- [BRIEF]
Return every line of the data below that includes the string "this".

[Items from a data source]
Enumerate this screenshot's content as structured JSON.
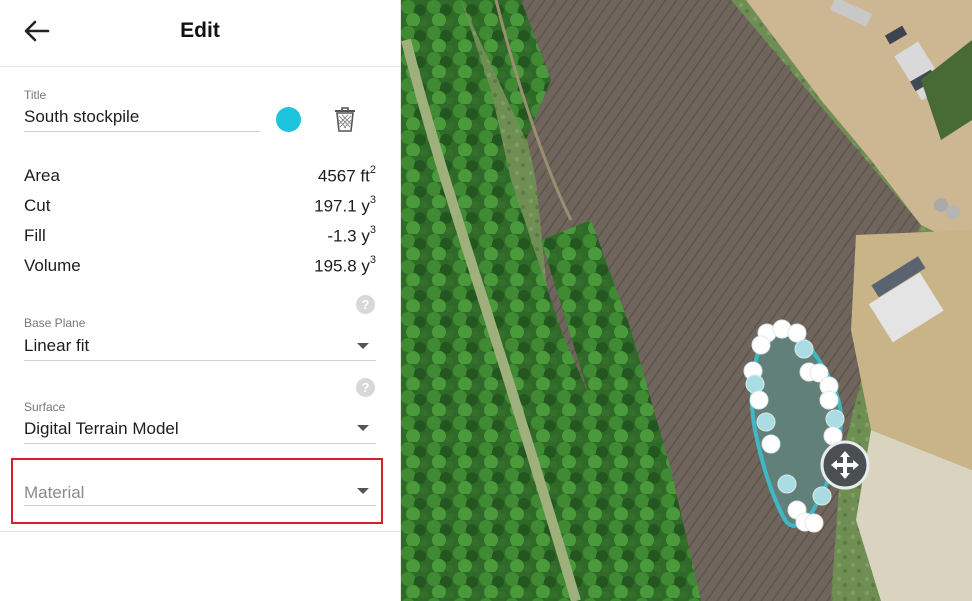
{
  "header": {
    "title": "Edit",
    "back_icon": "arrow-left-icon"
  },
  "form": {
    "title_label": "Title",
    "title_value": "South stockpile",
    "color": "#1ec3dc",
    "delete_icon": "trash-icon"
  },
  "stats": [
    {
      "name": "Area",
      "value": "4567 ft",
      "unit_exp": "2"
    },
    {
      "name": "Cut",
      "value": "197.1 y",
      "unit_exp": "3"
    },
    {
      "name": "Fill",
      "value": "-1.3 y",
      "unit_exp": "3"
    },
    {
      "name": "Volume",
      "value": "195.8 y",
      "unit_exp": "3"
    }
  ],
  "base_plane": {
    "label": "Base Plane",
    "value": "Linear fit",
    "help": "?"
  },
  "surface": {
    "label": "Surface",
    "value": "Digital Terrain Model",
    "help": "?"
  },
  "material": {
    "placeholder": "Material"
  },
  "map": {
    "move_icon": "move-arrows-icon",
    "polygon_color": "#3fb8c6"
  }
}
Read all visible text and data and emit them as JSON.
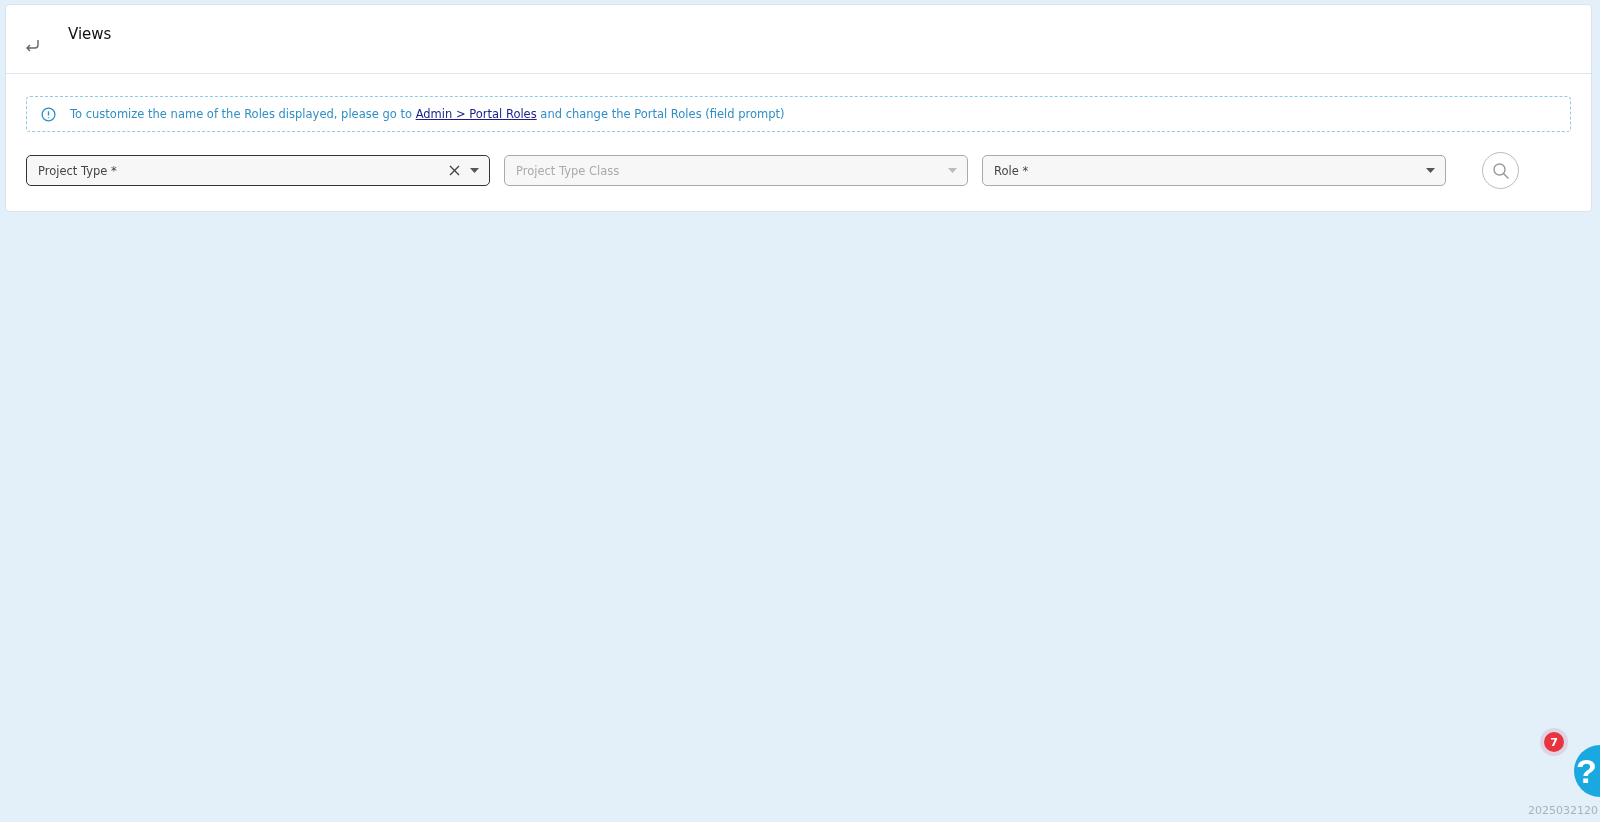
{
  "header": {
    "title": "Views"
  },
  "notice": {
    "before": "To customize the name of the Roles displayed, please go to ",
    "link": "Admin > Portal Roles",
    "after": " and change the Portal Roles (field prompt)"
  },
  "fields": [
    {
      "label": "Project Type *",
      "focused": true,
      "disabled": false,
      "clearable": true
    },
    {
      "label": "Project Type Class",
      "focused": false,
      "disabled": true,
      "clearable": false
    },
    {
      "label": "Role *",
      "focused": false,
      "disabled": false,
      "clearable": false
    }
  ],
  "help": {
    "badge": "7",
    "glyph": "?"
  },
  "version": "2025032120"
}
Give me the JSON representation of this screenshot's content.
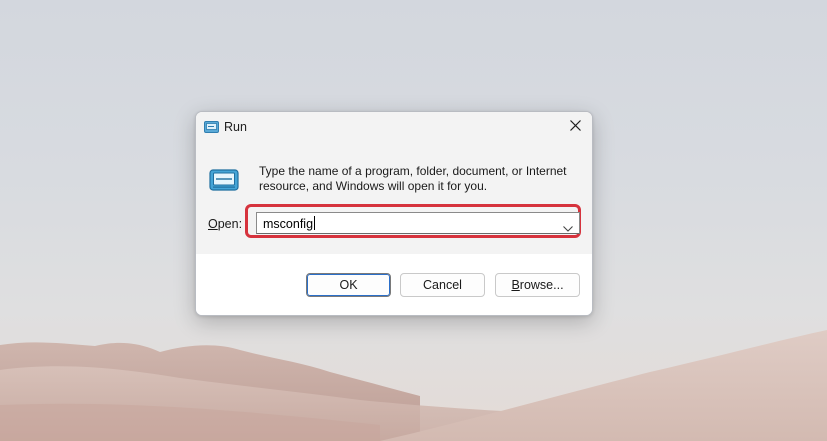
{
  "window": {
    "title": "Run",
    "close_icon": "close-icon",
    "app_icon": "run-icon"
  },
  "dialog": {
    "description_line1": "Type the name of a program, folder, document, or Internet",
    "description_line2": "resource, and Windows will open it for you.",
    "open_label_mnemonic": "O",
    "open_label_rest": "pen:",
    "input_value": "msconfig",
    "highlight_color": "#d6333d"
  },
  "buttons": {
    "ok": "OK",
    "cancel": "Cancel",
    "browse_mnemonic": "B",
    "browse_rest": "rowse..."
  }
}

...

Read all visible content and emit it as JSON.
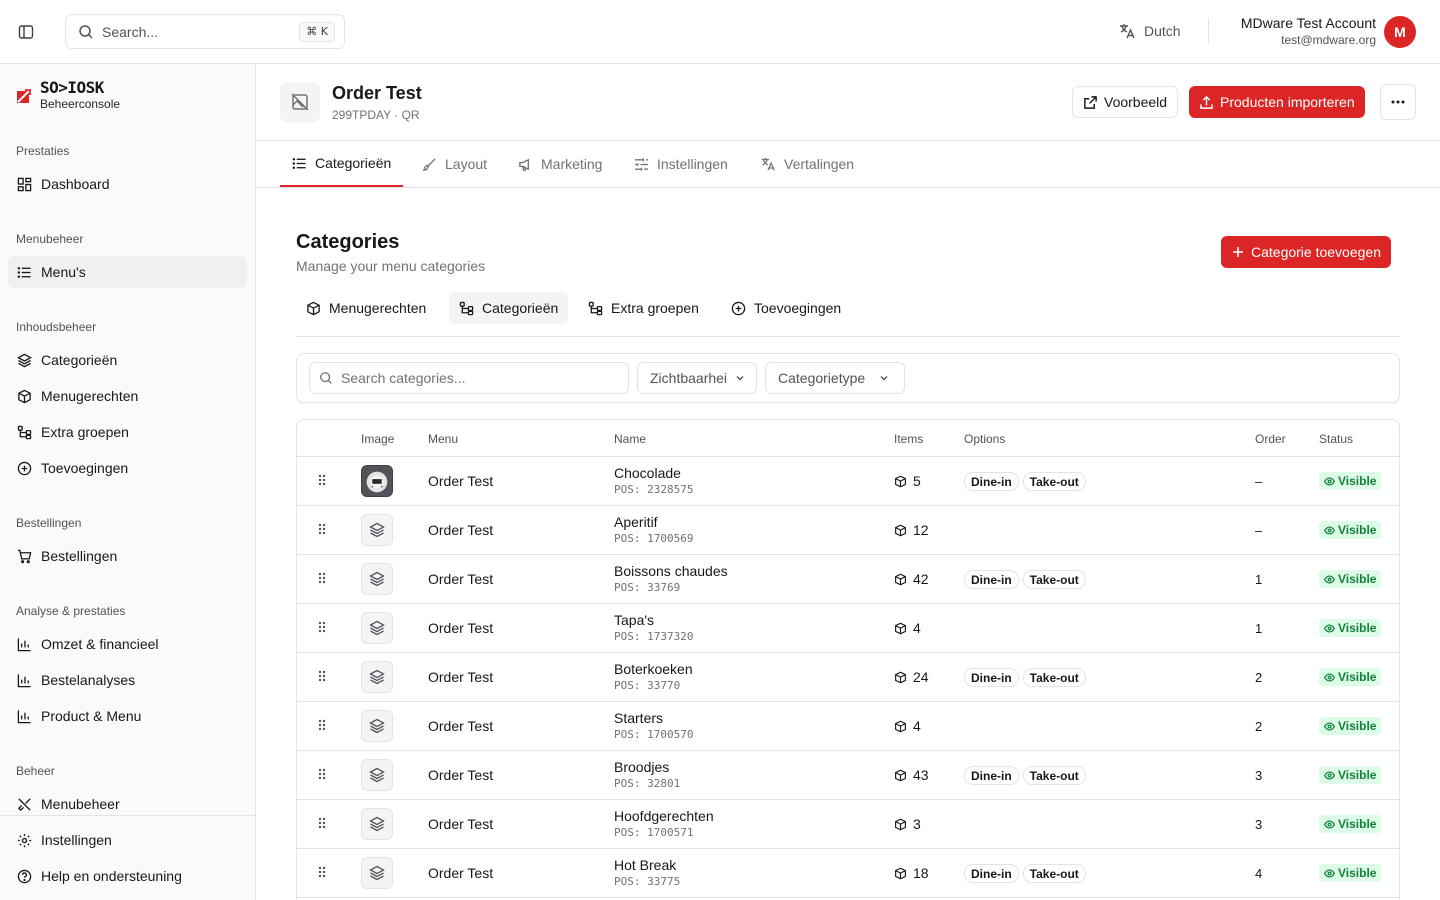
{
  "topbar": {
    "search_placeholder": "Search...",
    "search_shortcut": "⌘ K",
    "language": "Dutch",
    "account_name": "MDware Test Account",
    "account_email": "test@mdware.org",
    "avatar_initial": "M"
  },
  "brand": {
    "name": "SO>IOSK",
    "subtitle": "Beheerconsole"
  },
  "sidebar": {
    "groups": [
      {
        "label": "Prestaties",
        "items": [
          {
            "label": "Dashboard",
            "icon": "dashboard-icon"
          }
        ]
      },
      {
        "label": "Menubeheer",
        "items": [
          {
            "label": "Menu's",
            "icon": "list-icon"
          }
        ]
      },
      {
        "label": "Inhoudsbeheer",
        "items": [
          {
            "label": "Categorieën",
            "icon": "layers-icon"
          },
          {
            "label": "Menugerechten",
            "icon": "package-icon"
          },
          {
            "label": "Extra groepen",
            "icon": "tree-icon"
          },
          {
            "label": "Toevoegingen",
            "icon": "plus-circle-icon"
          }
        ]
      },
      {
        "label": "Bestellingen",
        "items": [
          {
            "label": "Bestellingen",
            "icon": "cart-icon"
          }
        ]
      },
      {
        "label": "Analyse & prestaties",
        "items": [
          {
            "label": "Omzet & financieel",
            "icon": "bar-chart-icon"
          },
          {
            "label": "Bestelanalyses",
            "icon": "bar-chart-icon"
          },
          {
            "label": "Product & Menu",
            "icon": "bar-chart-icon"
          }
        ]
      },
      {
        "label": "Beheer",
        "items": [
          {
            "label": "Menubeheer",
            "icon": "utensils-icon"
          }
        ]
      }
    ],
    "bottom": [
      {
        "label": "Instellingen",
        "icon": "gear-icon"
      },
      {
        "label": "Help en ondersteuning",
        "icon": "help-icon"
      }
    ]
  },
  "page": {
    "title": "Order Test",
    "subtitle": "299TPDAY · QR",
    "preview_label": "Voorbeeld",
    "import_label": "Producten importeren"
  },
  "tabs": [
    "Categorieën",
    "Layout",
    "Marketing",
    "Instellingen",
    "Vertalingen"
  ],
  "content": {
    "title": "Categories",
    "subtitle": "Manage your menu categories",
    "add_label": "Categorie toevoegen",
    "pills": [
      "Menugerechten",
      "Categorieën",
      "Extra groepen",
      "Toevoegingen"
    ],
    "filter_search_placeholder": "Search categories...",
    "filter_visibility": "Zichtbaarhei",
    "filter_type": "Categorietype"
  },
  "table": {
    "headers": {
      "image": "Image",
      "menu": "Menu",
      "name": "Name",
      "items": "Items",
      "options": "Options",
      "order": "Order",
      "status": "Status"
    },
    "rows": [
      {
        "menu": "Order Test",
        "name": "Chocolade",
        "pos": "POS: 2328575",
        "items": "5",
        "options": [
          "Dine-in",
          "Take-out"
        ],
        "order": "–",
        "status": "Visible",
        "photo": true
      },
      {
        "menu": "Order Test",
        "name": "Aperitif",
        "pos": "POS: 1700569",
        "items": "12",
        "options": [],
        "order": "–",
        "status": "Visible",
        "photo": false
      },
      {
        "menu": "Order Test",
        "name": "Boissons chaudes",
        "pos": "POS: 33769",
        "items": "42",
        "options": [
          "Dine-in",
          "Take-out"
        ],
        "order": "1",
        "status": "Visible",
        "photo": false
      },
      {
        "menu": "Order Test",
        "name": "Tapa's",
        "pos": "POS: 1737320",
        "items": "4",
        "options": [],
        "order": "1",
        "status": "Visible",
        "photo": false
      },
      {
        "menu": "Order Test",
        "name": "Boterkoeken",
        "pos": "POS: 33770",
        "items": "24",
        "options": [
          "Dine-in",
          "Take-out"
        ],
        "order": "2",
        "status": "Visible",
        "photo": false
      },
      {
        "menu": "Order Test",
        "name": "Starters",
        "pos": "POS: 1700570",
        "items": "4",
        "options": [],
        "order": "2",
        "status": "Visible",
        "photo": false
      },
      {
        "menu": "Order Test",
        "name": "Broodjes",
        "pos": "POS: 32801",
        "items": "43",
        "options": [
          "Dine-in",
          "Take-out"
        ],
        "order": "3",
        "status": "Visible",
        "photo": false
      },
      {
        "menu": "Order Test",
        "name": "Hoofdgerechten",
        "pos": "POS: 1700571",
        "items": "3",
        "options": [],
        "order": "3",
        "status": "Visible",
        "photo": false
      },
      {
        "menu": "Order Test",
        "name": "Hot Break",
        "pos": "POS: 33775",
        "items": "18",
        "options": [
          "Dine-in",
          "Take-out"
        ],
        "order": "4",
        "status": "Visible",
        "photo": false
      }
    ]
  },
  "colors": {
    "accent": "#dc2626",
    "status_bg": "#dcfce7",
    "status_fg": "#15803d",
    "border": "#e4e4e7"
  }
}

- [REPLY TO THE EXERCISE]
Enumerate this screenshot's content as structured JSON.
Give me the JSON representation of this screenshot's content.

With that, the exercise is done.